Input records:
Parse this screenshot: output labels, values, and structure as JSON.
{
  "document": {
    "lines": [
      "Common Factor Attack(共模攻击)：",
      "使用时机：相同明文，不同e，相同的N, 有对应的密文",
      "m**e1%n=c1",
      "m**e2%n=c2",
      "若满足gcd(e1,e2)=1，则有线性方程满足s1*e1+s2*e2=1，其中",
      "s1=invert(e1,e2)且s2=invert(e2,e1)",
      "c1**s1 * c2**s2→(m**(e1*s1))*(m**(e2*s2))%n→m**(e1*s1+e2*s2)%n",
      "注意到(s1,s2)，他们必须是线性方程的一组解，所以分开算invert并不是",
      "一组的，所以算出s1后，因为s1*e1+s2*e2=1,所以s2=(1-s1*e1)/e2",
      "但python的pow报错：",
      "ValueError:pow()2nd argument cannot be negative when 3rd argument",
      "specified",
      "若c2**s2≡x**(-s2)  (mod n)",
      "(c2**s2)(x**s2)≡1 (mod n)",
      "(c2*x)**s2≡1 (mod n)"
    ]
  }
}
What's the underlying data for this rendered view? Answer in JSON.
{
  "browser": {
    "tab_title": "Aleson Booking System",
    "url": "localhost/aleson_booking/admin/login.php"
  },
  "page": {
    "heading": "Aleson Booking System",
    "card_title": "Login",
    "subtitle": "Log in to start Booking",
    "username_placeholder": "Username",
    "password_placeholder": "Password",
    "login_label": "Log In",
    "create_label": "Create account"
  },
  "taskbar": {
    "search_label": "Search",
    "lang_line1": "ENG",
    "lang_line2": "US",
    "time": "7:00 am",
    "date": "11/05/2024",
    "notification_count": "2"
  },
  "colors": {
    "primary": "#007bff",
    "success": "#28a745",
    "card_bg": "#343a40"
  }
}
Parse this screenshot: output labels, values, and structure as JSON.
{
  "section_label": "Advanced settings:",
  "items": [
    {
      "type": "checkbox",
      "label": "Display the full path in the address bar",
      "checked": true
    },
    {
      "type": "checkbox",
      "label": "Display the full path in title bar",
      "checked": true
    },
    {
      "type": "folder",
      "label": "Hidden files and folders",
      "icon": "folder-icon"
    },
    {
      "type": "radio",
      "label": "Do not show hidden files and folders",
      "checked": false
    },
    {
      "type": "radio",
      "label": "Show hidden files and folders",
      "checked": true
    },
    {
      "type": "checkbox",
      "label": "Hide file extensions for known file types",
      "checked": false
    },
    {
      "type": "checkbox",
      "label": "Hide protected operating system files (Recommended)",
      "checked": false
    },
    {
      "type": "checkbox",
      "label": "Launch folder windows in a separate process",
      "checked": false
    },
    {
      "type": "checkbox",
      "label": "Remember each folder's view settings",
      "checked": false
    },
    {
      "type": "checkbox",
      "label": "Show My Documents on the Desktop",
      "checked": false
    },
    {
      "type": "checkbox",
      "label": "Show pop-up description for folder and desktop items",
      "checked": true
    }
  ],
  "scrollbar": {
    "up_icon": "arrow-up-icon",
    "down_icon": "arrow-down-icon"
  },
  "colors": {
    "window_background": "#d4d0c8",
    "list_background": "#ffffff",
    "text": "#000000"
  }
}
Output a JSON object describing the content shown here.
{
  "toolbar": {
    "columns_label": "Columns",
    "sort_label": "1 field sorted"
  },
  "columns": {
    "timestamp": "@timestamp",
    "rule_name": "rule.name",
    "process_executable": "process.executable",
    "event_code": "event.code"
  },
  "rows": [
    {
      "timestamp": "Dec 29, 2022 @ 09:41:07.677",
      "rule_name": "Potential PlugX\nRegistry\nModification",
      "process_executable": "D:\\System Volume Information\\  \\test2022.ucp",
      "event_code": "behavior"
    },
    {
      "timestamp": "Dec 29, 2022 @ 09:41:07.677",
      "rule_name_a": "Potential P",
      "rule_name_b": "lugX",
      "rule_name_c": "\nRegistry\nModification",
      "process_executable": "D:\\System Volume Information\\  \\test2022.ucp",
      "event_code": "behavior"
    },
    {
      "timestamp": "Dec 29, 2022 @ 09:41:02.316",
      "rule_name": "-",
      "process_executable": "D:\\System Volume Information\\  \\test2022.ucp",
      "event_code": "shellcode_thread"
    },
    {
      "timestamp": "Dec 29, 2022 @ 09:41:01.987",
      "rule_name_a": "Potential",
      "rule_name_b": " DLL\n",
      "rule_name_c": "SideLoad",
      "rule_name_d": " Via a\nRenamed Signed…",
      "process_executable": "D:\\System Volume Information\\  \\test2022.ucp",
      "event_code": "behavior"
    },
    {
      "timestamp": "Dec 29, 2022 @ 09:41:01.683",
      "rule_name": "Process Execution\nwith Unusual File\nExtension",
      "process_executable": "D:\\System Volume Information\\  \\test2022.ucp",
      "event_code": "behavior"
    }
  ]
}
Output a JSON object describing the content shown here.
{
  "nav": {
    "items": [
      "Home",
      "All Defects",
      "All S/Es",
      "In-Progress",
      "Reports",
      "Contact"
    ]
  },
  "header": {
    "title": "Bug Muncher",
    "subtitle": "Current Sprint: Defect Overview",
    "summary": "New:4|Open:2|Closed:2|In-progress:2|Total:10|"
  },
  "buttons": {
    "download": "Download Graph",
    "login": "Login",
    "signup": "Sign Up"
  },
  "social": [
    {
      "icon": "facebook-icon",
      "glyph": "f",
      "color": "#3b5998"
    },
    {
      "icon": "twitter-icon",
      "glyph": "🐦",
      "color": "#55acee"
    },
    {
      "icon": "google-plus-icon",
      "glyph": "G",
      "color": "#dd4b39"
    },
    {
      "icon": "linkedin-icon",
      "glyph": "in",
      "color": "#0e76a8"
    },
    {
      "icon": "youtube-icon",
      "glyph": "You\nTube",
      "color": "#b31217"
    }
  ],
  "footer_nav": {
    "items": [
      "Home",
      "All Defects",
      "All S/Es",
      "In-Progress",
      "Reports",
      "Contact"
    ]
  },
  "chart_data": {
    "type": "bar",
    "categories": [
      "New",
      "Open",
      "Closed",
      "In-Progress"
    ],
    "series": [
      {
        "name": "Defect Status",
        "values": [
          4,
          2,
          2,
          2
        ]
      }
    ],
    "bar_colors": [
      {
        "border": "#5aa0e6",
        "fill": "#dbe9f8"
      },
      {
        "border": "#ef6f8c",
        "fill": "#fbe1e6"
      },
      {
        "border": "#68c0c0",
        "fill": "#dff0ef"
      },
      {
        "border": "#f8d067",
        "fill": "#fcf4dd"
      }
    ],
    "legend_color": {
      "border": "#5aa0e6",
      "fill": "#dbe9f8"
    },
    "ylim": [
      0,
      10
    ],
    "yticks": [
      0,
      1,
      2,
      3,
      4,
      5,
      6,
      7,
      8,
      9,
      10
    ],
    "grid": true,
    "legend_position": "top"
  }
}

Exercise: Each line with the string "border" in it needs to be found and copied.

Solution for this exercise:
        "border": "#5aa0e6",
        "border": "#ef6f8c",
        "border": "#68c0c0",
        "border": "#f8d067",
      "border": "#5aa0e6",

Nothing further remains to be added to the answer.